| Source material |
○ ○ ○

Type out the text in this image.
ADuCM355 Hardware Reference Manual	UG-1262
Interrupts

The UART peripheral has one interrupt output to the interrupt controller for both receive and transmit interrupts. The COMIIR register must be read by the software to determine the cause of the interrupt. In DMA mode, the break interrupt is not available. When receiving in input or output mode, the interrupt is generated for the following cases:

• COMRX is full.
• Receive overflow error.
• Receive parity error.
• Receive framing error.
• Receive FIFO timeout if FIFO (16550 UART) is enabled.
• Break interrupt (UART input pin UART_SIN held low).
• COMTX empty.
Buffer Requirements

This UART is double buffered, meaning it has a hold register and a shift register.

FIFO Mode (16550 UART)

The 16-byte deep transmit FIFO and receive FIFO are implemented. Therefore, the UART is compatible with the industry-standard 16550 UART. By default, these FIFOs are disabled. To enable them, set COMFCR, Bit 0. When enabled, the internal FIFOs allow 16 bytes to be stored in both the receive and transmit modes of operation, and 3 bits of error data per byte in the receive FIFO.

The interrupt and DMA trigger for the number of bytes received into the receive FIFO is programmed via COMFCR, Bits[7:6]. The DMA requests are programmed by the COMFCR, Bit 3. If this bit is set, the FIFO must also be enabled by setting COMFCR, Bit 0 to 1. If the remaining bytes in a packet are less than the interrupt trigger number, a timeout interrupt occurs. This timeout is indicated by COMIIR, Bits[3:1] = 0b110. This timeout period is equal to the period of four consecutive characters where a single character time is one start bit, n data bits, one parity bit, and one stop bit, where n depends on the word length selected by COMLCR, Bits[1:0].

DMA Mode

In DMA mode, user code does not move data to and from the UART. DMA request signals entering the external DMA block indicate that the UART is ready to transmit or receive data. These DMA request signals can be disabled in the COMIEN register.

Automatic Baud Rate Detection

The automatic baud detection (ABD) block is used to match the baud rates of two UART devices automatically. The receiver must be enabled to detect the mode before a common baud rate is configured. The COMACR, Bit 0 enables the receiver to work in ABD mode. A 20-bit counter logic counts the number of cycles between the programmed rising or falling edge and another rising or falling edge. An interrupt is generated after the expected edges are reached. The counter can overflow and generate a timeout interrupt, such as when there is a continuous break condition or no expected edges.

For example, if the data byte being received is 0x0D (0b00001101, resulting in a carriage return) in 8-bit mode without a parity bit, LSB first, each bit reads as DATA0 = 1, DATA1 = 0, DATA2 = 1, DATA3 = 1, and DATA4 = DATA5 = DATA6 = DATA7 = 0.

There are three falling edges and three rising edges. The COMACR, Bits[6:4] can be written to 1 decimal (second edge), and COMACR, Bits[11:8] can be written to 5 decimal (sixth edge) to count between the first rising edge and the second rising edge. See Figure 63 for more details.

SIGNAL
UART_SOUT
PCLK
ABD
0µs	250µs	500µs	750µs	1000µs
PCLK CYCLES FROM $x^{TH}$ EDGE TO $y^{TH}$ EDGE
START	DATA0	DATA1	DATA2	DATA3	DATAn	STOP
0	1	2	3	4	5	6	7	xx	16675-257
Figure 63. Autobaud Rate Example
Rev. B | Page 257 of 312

○ ○ ○

| To be done |
Print every record above exactly as written.

| Expected output |
Type out the text in this image.
ADuCM355 Hardware Reference Manual	UG-1262
Interrupts

The UART peripheral has one interrupt output to the interrupt controller for both receive and transmit interrupts. The COMIIR register must be read by the software to determine the cause of the interrupt. In DMA mode, the break interrupt is not available. When receiving in input or output mode, the interrupt is generated for the following cases:

• COMRX is full.
• Receive overflow error.
• Receive parity error.
• Receive framing error.
• Receive FIFO timeout if FIFO (16550 UART) is enabled.
• Break interrupt (UART input pin UART_SIN held low).
• COMTX empty.
Buffer Requirements

This UART is double buffered, meaning it has a hold register and a shift register.

FIFO Mode (16550 UART)

The 16-byte deep transmit FIFO and receive FIFO are implemented. Therefore, the UART is compatible with the industry-standard 16550 UART. By default, these FIFOs are disabled. To enable them, set COMFCR, Bit 0. When enabled, the internal FIFOs allow 16 bytes to be stored in both the receive and transmit modes of operation, and 3 bits of error data per byte in the receive FIFO.

The interrupt and DMA trigger for the number of bytes received into the receive FIFO is programmed via COMFCR, Bits[7:6]. The DMA requests are programmed by the COMFCR, Bit 3. If this bit is set, the FIFO must also be enabled by setting COMFCR, Bit 0 to 1. If the remaining bytes in a packet are less than the interrupt trigger number, a timeout interrupt occurs. This timeout is indicated by COMIIR, Bits[3:1] = 0b110. This timeout period is equal to the period of four consecutive characters where a single character time is one start bit, n data bits, one parity bit, and one stop bit, where n depends on the word length selected by COMLCR, Bits[1:0].

DMA Mode

In DMA mode, user code does not move data to and from the UART. DMA request signals entering the external DMA block indicate that the UART is ready to transmit or receive data. These DMA request signals can be disabled in the COMIEN register.

Automatic Baud Rate Detection

The automatic baud detection (ABD) block is used to match the baud rates of two UART devices automatically. The receiver must be enabled to detect the mode before a common baud rate is configured. The COMACR, Bit 0 enables the receiver to work in ABD mode. A 20-bit counter logic counts the number of cycles between the programmed rising or falling edge and another rising or falling edge. An interrupt is generated after the expected edges are reached. The counter can overflow and generate a timeout interrupt, such as when there is a continuous break condition or no expected edges.

For example, if the data byte being received is 0x0D (0b00001101, resulting in a carriage return) in 8-bit mode without a parity bit, LSB first, each bit reads as DATA0 = 1, DATA1 = 0, DATA2 = 1, DATA3 = 1, and DATA4 = DATA5 = DATA6 = DATA7 = 0.

There are three falling edges and three rising edges. The COMACR, Bits[6:4] can be written to 1 decimal (second edge), and COMACR, Bits[11:8] can be written to 5 decimal (sixth edge) to count between the first rising edge and the second rising edge. See Figure 63 for more details.

SIGNAL
UART_SOUT
PCLK
ABD
0µs	250µs	500µs	750µs	1000µs
PCLK CYCLES FROM $x^{TH}$ EDGE TO $y^{TH}$ EDGE
START	DATA0	DATA1	DATA2	DATA3	DATAn	STOP
0	1	2	3	4	5	6	7	xx	16675-257
Figure 63. Autobaud Rate Example
Rev. B | Page 257 of 312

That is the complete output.